Task to complete:
Below are the records; copy each line in them that holds the word "profiles".

>>>

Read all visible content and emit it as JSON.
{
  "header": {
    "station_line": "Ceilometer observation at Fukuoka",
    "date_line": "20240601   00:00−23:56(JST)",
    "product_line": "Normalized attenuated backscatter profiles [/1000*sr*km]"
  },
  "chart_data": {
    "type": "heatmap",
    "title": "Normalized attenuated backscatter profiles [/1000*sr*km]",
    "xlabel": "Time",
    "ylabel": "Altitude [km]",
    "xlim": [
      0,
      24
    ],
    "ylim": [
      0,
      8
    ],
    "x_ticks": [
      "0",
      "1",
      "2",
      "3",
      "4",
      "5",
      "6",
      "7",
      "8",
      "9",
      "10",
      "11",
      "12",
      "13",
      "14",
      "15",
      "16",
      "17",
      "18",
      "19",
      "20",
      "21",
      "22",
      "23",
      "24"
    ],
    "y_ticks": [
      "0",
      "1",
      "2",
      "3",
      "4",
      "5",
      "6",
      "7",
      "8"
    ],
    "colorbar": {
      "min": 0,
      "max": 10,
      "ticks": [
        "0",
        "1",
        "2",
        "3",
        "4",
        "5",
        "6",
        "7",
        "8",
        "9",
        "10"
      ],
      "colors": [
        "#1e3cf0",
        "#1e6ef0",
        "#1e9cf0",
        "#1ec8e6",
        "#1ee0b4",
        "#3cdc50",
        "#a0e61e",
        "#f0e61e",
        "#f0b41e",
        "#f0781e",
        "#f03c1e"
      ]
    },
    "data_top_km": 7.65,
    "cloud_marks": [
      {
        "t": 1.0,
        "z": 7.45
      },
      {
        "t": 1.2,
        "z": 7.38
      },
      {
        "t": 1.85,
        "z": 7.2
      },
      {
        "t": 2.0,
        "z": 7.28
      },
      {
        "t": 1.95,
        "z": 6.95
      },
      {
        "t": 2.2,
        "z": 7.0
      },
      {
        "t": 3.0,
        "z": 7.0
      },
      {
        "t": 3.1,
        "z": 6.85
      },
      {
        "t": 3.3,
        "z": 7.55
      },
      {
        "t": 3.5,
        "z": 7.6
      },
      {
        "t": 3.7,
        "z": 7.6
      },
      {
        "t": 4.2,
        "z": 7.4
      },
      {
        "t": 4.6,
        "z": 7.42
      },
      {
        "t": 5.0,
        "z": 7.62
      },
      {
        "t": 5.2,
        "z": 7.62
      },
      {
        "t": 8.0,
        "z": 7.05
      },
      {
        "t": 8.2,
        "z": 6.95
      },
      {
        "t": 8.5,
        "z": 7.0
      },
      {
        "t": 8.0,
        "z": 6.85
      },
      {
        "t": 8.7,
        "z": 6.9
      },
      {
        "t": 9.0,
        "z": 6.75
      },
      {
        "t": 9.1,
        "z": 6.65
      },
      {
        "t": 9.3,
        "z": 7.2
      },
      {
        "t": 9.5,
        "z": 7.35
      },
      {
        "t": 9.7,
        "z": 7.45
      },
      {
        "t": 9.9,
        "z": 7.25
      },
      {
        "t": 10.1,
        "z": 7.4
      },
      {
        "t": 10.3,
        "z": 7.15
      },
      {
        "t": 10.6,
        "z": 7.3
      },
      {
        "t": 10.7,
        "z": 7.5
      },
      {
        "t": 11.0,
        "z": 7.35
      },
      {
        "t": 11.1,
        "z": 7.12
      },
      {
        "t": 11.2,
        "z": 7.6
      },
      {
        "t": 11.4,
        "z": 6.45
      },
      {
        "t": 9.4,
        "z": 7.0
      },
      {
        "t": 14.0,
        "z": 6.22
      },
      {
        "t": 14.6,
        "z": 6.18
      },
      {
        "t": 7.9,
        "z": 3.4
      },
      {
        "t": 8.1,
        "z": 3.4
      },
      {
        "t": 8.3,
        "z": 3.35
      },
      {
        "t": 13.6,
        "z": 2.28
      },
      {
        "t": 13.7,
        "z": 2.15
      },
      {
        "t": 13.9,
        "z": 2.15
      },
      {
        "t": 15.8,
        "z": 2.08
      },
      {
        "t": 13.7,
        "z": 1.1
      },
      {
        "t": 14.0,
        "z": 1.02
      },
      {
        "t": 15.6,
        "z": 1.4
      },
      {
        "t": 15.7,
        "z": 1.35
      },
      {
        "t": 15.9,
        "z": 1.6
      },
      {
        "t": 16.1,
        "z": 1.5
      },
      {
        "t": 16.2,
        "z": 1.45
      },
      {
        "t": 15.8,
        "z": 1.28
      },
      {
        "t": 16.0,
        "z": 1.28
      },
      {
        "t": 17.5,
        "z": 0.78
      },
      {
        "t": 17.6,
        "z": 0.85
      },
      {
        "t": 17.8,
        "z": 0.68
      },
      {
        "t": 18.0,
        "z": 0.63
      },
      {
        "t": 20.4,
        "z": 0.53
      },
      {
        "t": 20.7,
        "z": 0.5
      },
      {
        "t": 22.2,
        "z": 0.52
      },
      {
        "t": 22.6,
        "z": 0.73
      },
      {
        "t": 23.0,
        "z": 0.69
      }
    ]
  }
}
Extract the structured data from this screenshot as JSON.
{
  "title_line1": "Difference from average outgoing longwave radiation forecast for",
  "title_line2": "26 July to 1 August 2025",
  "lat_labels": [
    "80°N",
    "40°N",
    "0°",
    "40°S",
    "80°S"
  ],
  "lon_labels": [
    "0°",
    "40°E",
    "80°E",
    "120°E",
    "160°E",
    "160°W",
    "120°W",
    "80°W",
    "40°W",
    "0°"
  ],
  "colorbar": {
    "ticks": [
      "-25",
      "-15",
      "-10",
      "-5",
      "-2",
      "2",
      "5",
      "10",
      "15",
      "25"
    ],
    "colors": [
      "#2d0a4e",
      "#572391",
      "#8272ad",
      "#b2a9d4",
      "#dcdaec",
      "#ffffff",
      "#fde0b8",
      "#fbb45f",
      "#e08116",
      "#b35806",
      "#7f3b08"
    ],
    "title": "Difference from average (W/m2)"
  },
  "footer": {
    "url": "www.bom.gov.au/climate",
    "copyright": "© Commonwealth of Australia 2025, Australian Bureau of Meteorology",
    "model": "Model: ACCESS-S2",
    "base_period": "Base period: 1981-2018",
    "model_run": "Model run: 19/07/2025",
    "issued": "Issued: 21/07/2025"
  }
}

<<<

Result:
    "product_line": "Normalized attenuated backscatter profiles [/1000*sr*km]"
    "title": "Normalized attenuated backscatter profiles [/1000*sr*km]",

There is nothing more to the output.